_Exercise_. Each entry below should be returned exactly as is, with the pictures removed.

_Extracted entries_.
|---|

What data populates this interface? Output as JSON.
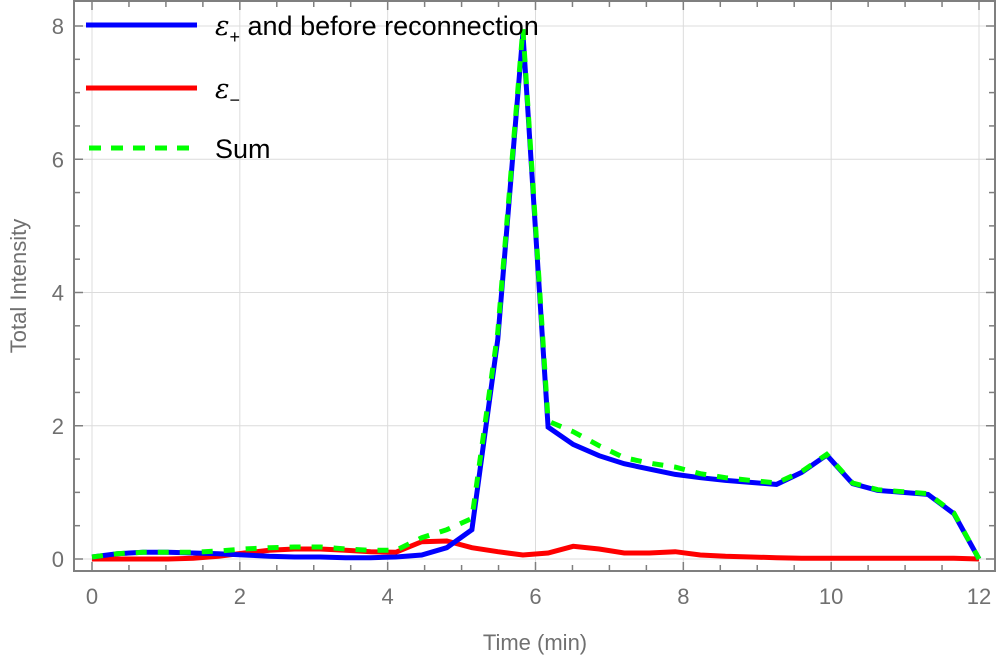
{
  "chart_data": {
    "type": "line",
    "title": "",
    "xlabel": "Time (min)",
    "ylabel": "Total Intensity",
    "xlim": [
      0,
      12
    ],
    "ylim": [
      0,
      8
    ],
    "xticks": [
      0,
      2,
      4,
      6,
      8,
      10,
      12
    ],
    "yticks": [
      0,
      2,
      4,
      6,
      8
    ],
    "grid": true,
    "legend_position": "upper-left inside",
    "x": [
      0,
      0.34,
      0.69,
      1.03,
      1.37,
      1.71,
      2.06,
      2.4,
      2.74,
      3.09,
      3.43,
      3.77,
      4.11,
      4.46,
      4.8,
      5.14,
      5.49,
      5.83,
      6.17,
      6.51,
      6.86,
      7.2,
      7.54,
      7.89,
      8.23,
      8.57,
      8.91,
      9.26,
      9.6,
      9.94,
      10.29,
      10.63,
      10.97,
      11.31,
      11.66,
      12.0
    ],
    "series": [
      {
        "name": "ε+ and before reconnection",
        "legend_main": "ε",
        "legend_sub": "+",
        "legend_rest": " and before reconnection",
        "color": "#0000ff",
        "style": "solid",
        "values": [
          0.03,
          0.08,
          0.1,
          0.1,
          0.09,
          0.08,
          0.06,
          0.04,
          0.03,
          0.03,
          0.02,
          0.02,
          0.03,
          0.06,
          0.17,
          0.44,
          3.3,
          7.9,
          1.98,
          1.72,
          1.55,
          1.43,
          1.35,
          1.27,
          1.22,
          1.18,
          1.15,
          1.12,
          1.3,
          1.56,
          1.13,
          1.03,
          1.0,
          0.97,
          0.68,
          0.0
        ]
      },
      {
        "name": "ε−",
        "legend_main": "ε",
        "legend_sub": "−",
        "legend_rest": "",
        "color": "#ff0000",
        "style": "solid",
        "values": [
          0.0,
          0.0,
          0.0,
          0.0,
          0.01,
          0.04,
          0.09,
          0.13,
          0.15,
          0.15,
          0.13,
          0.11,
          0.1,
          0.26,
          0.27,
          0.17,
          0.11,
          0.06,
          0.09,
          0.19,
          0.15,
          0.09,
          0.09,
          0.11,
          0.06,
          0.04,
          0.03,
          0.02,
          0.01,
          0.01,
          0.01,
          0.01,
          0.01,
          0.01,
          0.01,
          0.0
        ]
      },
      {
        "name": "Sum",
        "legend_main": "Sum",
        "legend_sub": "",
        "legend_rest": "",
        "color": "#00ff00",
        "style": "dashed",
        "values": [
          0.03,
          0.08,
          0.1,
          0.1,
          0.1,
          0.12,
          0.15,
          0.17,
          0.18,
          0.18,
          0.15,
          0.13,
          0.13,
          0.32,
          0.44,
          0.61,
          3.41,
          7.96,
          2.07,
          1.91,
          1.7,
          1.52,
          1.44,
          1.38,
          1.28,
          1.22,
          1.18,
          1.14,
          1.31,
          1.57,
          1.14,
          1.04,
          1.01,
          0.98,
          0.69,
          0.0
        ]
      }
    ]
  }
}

|---|

_In response_.
What data populates this interface? Output as JSON.
{
  "chart_data": {
    "type": "line",
    "title": "",
    "xlabel": "Time (min)",
    "ylabel": "Total Intensity",
    "xlim": [
      0,
      12
    ],
    "ylim": [
      0,
      8
    ],
    "xticks": [
      0,
      2,
      4,
      6,
      8,
      10,
      12
    ],
    "yticks": [
      0,
      2,
      4,
      6,
      8
    ],
    "grid": true,
    "legend_position": "upper-left inside",
    "x": [
      0,
      0.34,
      0.69,
      1.03,
      1.37,
      1.71,
      2.06,
      2.4,
      2.74,
      3.09,
      3.43,
      3.77,
      4.11,
      4.46,
      4.8,
      5.14,
      5.49,
      5.83,
      6.17,
      6.51,
      6.86,
      7.2,
      7.54,
      7.89,
      8.23,
      8.57,
      8.91,
      9.26,
      9.6,
      9.94,
      10.29,
      10.63,
      10.97,
      11.31,
      11.66,
      12.0
    ],
    "series": [
      {
        "name": "ε+ and before reconnection",
        "legend_main": "ε",
        "legend_sub": "+",
        "legend_rest": " and before reconnection",
        "color": "#0000ff",
        "style": "solid",
        "values": [
          0.03,
          0.08,
          0.1,
          0.1,
          0.09,
          0.08,
          0.06,
          0.04,
          0.03,
          0.03,
          0.02,
          0.02,
          0.03,
          0.06,
          0.17,
          0.44,
          3.3,
          7.9,
          1.98,
          1.72,
          1.55,
          1.43,
          1.35,
          1.27,
          1.22,
          1.18,
          1.15,
          1.12,
          1.3,
          1.56,
          1.13,
          1.03,
          1.0,
          0.97,
          0.68,
          0.0
        ]
      },
      {
        "name": "ε−",
        "legend_main": "ε",
        "legend_sub": "−",
        "legend_rest": "",
        "color": "#ff0000",
        "style": "solid",
        "values": [
          0.0,
          0.0,
          0.0,
          0.0,
          0.01,
          0.04,
          0.09,
          0.13,
          0.15,
          0.15,
          0.13,
          0.11,
          0.1,
          0.26,
          0.27,
          0.17,
          0.11,
          0.06,
          0.09,
          0.19,
          0.15,
          0.09,
          0.09,
          0.11,
          0.06,
          0.04,
          0.03,
          0.02,
          0.01,
          0.01,
          0.01,
          0.01,
          0.01,
          0.01,
          0.01,
          0.0
        ]
      },
      {
        "name": "Sum",
        "legend_main": "Sum",
        "legend_sub": "",
        "legend_rest": "",
        "color": "#00ff00",
        "style": "dashed",
        "values": [
          0.03,
          0.08,
          0.1,
          0.1,
          0.1,
          0.12,
          0.15,
          0.17,
          0.18,
          0.18,
          0.15,
          0.13,
          0.13,
          0.32,
          0.44,
          0.61,
          3.41,
          7.96,
          2.07,
          1.91,
          1.7,
          1.52,
          1.44,
          1.38,
          1.28,
          1.22,
          1.18,
          1.14,
          1.31,
          1.57,
          1.14,
          1.04,
          1.01,
          0.98,
          0.69,
          0.0
        ]
      }
    ]
  }
}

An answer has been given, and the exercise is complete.